__GIVEN EXERCISE__
All entries are to be quoted exactly; the images stay out of the copy.
--- Start TASK INPUTS ---
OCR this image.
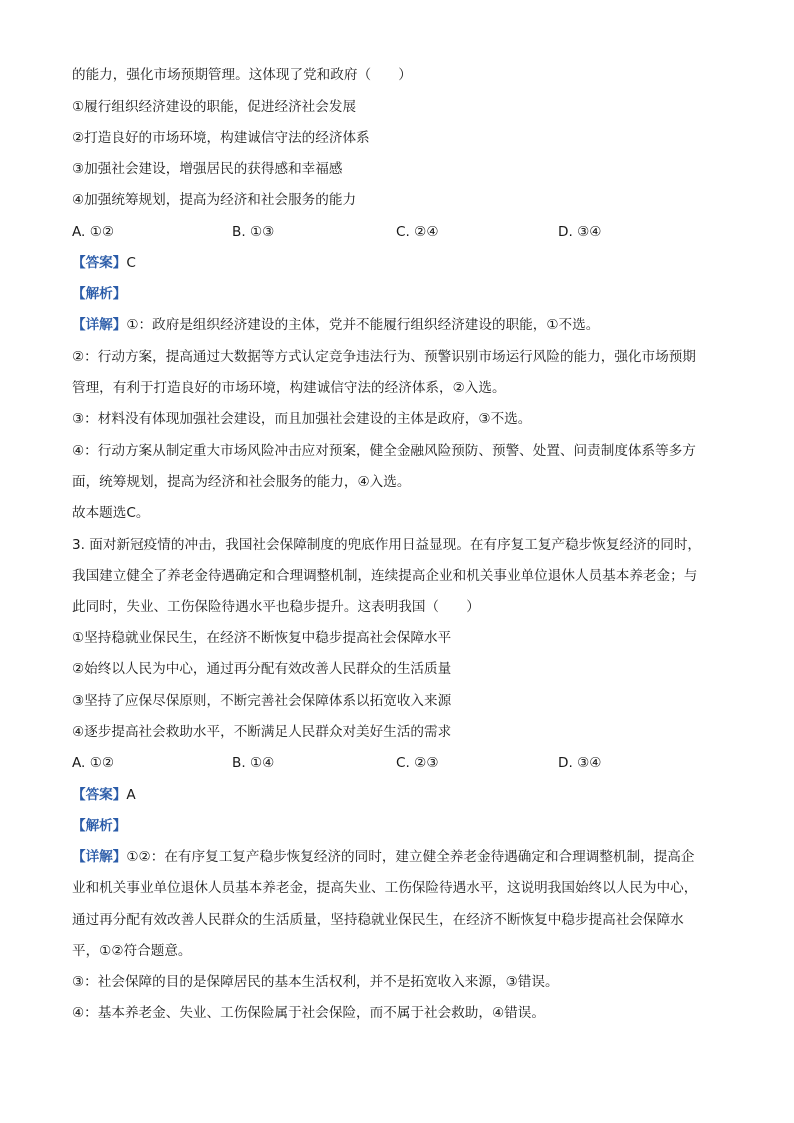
的能力，强化市场预期管理。这体现了党和政府（　　）
①履行组织经济建设的职能，促进经济社会发展
②打造良好的市场环境，构建诚信守法的经济体系
③加强社会建设，增强居民的获得感和幸福感
④加强统筹规划，提高为经济和社会服务的能力
A. ①②	B. ①③	C. ②④	D. ③④
【答案】C
【解析】
【详解】①：政府是组织经济建设的主体，党并不能履行组织经济建设的职能，①不选。
②：行动方案，提高通过大数据等方式认定竞争违法行为、预警识别市场运行风险的能力，强化市场预期
管理，有利于打造良好的市场环境，构建诚信守法的经济体系，②入选。
③：材料没有体现加强社会建设，而且加强社会建设的主体是政府，③不选。
④：行动方案从制定重大市场风险冲击应对预案，健全金融风险预防、预警、处置、问责制度体系等多方
面，统筹规划，提高为经济和社会服务的能力，④入选。
故本题选C。
3. 面对新冠疫情的冲击，我国社会保障制度的兜底作用日益显现。在有序复工复产稳步恢复经济的同时，
我国建立健全了养老金待遇确定和合理调整机制，连续提高企业和机关事业单位退休人员基本养老金；与
此同时，失业、工伤保险待遇水平也稳步提升。这表明我国（　　）
①坚持稳就业保民生，在经济不断恢复中稳步提高社会保障水平
②始终以人民为中心，通过再分配有效改善人民群众的生活质量
③坚持了应保尽保原则，不断完善社会保障体系以拓宽收入来源
④逐步提高社会救助水平，不断满足人民群众对美好生活的需求
A. ①②	B. ①④	C. ②③	D. ③④
【答案】A
【解析】
【详解】①②：在有序复工复产稳步恢复经济的同时，建立健全养老金待遇确定和合理调整机制，提高企
业和机关事业单位退休人员基本养老金，提高失业、工伤保险待遇水平，这说明我国始终以人民为中心，
通过再分配有效改善人民群众的生活质量，坚持稳就业保民生，在经济不断恢复中稳步提高社会保障水
平，①②符合题意。
③：社会保障的目的是保障居民的基本生活权利，并不是拓宽收入来源，③错误。
④：基本养老金、失业、工伤保险属于社会保险，而不属于社会救助，④错误。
--- End TASK INPUTS ---
__FINISHED TASK__
OCR this image.
的能力，强化市场预期管理。这体现了党和政府（　　）
①履行组织经济建设的职能，促进经济社会发展
②打造良好的市场环境，构建诚信守法的经济体系
③加强社会建设，增强居民的获得感和幸福感
④加强统筹规划，提高为经济和社会服务的能力
A. ①②	B. ①③	C. ②④	D. ③④
【答案】C
【解析】
【详解】①：政府是组织经济建设的主体，党并不能履行组织经济建设的职能，①不选。
②：行动方案，提高通过大数据等方式认定竞争违法行为、预警识别市场运行风险的能力，强化市场预期
管理，有利于打造良好的市场环境，构建诚信守法的经济体系，②入选。
③：材料没有体现加强社会建设，而且加强社会建设的主体是政府，③不选。
④：行动方案从制定重大市场风险冲击应对预案，健全金融风险预防、预警、处置、问责制度体系等多方
面，统筹规划，提高为经济和社会服务的能力，④入选。
故本题选C。
3. 面对新冠疫情的冲击，我国社会保障制度的兜底作用日益显现。在有序复工复产稳步恢复经济的同时，
我国建立健全了养老金待遇确定和合理调整机制，连续提高企业和机关事业单位退休人员基本养老金；与
此同时，失业、工伤保险待遇水平也稳步提升。这表明我国（　　）
①坚持稳就业保民生，在经济不断恢复中稳步提高社会保障水平
②始终以人民为中心，通过再分配有效改善人民群众的生活质量
③坚持了应保尽保原则，不断完善社会保障体系以拓宽收入来源
④逐步提高社会救助水平，不断满足人民群众对美好生活的需求
A. ①②	B. ①④	C. ②③	D. ③④
【答案】A
【解析】
【详解】①②：在有序复工复产稳步恢复经济的同时，建立健全养老金待遇确定和合理调整机制，提高企
业和机关事业单位退休人员基本养老金，提高失业、工伤保险待遇水平，这说明我国始终以人民为中心，
通过再分配有效改善人民群众的生活质量，坚持稳就业保民生，在经济不断恢复中稳步提高社会保障水
平，①②符合题意。
③：社会保障的目的是保障居民的基本生活权利，并不是拓宽收入来源，③错误。
④：基本养老金、失业、工伤保险属于社会保险，而不属于社会救助，④错误。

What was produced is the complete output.